═══ Input for this task ═══

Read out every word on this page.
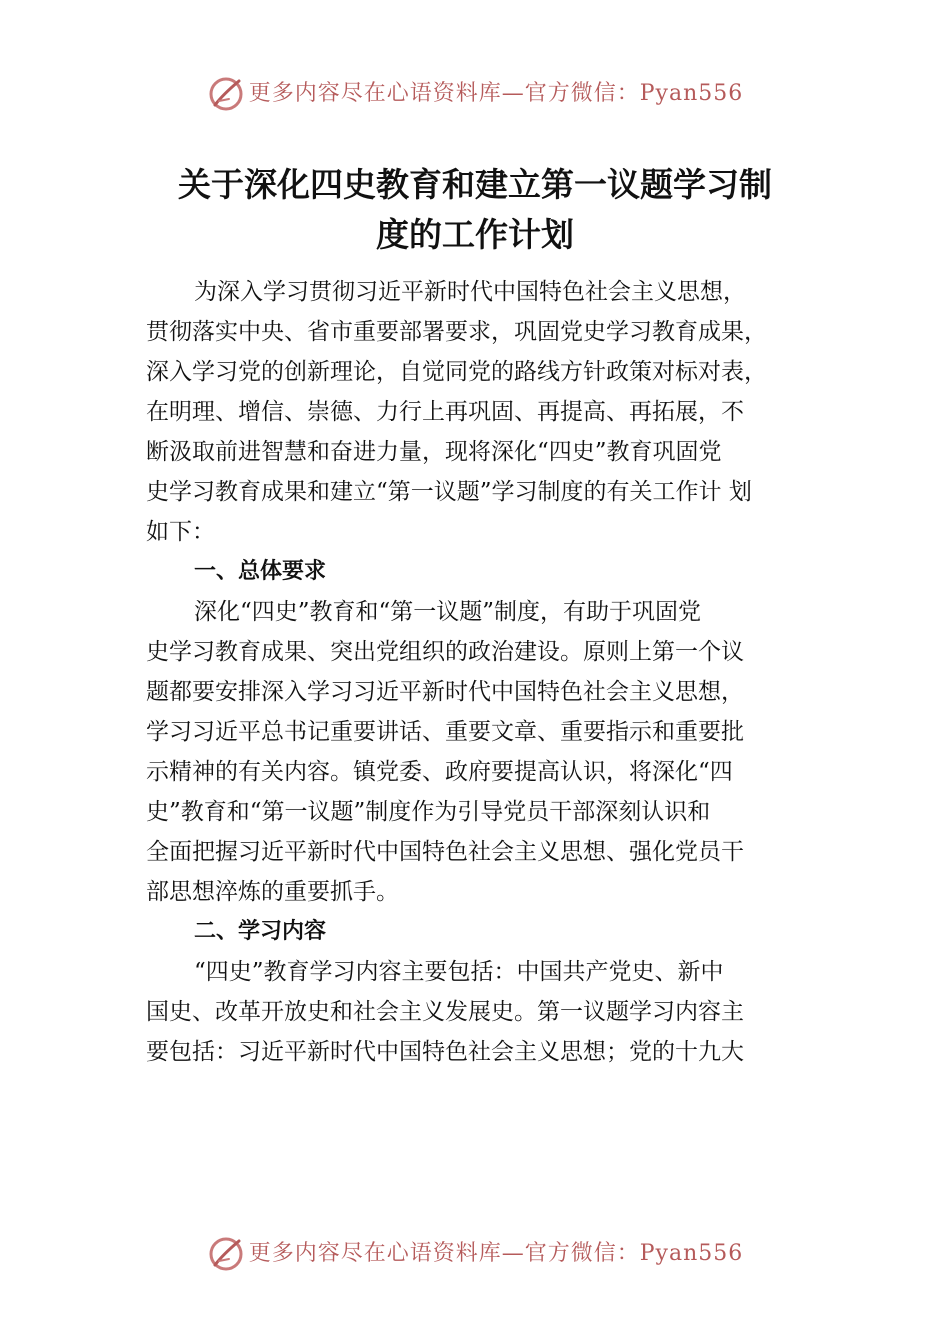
更多内容尽在心语资料库—官方微信：Pyan556
关于深化四史教育和建立第一议题学习制
度的工作计划
为深入学习贯彻习近平新时代中国特色社会主义思想，
贯彻落实中央、省市重要部署要求，巩固党史学习教育成果，
深入学习党的创新理论，自觉同党的路线方针政策对标对表，
在明理、增信、崇德、力行上再巩固、再提高、再拓展，不
断汲取前进智慧和奋进力量，现将深化“四史”教育巩固党
史学习教育成果和建立“第一议题”学习制度的有关工作计 划
如下：
一、总体要求
深化“四史”教育和“第一议题”制度，有助于巩固党
史学习教育成果、突出党组织的政治建设。原则上第一个议
题都要安排深入学习习近平新时代中国特色社会主义思想，
学习习近平总书记重要讲话、重要文章、重要指示和重要批
示精神的有关内容。镇党委、政府要提高认识，将深化“四
史”教育和“第一议题”制度作为引导党员干部深刻认识和
全面把握习近平新时代中国特色社会主义思想、强化党员干
部思想淬炼的重要抓手。
二、学习内容
“四史”教育学习内容主要包括：中国共产党史、新中
国史、改革开放史和社会主义发展史。第一议题学习内容主
要包括：习近平新时代中国特色社会主义思想；党的十九大
更多内容尽在心语资料库—官方微信：Pyan556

═══

Restate the data above word for word. Do not include the images.

- _Answer in full_
Read out every word on this page.
更多内容尽在心语资料库—官方微信：Pyan556
关于深化四史教育和建立第一议题学习制
度的工作计划
为深入学习贯彻习近平新时代中国特色社会主义思想，
贯彻落实中央、省市重要部署要求，巩固党史学习教育成果，
深入学习党的创新理论，自觉同党的路线方针政策对标对表，
在明理、增信、崇德、力行上再巩固、再提高、再拓展，不
断汲取前进智慧和奋进力量，现将深化“四史”教育巩固党
史学习教育成果和建立“第一议题”学习制度的有关工作计 划
如下：
一、总体要求
深化“四史”教育和“第一议题”制度，有助于巩固党
史学习教育成果、突出党组织的政治建设。原则上第一个议
题都要安排深入学习习近平新时代中国特色社会主义思想，
学习习近平总书记重要讲话、重要文章、重要指示和重要批
示精神的有关内容。镇党委、政府要提高认识，将深化“四
史”教育和“第一议题”制度作为引导党员干部深刻认识和
全面把握习近平新时代中国特色社会主义思想、强化党员干
部思想淬炼的重要抓手。
二、学习内容
“四史”教育学习内容主要包括：中国共产党史、新中
国史、改革开放史和社会主义发展史。第一议题学习内容主
要包括：习近平新时代中国特色社会主义思想；党的十九大
更多内容尽在心语资料库—官方微信：Pyan556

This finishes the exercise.